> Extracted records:
— start —

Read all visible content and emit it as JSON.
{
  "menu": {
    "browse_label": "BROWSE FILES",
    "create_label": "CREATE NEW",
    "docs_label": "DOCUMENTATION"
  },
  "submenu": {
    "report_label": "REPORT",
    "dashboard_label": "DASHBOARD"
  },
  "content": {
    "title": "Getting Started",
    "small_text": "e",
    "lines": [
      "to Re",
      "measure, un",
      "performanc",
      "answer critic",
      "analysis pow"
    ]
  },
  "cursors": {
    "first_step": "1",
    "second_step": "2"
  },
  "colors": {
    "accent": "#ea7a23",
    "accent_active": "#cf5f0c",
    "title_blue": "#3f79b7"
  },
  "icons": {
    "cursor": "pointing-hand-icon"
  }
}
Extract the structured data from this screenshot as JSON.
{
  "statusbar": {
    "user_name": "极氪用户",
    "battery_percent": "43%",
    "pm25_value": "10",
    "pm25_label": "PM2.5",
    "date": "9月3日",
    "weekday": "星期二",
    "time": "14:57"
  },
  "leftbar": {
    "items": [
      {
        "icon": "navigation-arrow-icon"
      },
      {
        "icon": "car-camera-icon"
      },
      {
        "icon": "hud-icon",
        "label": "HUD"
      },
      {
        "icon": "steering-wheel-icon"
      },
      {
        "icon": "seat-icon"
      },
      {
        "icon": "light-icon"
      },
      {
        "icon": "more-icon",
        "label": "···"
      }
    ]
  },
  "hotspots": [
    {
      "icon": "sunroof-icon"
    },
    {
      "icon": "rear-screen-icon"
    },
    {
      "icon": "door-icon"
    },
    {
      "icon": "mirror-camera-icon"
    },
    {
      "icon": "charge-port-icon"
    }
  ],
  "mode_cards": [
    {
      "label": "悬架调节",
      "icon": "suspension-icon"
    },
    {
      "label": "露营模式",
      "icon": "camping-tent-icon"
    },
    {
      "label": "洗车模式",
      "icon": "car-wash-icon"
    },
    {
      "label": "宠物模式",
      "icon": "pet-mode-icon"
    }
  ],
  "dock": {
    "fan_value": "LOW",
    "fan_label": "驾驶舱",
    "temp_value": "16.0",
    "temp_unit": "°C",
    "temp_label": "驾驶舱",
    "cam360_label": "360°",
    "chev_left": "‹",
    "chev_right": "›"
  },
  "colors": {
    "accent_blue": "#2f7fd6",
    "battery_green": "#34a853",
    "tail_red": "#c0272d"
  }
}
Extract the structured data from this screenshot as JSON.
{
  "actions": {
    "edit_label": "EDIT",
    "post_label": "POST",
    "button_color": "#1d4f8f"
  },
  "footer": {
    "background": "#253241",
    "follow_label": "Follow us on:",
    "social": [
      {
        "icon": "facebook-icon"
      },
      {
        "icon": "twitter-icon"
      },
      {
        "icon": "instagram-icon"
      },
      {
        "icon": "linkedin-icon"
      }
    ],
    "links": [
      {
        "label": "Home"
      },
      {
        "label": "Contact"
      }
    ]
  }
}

— end —

Indicate how many lines of the material include the word "camera"; the number alone is required.

> SOLUTION BELOW:
2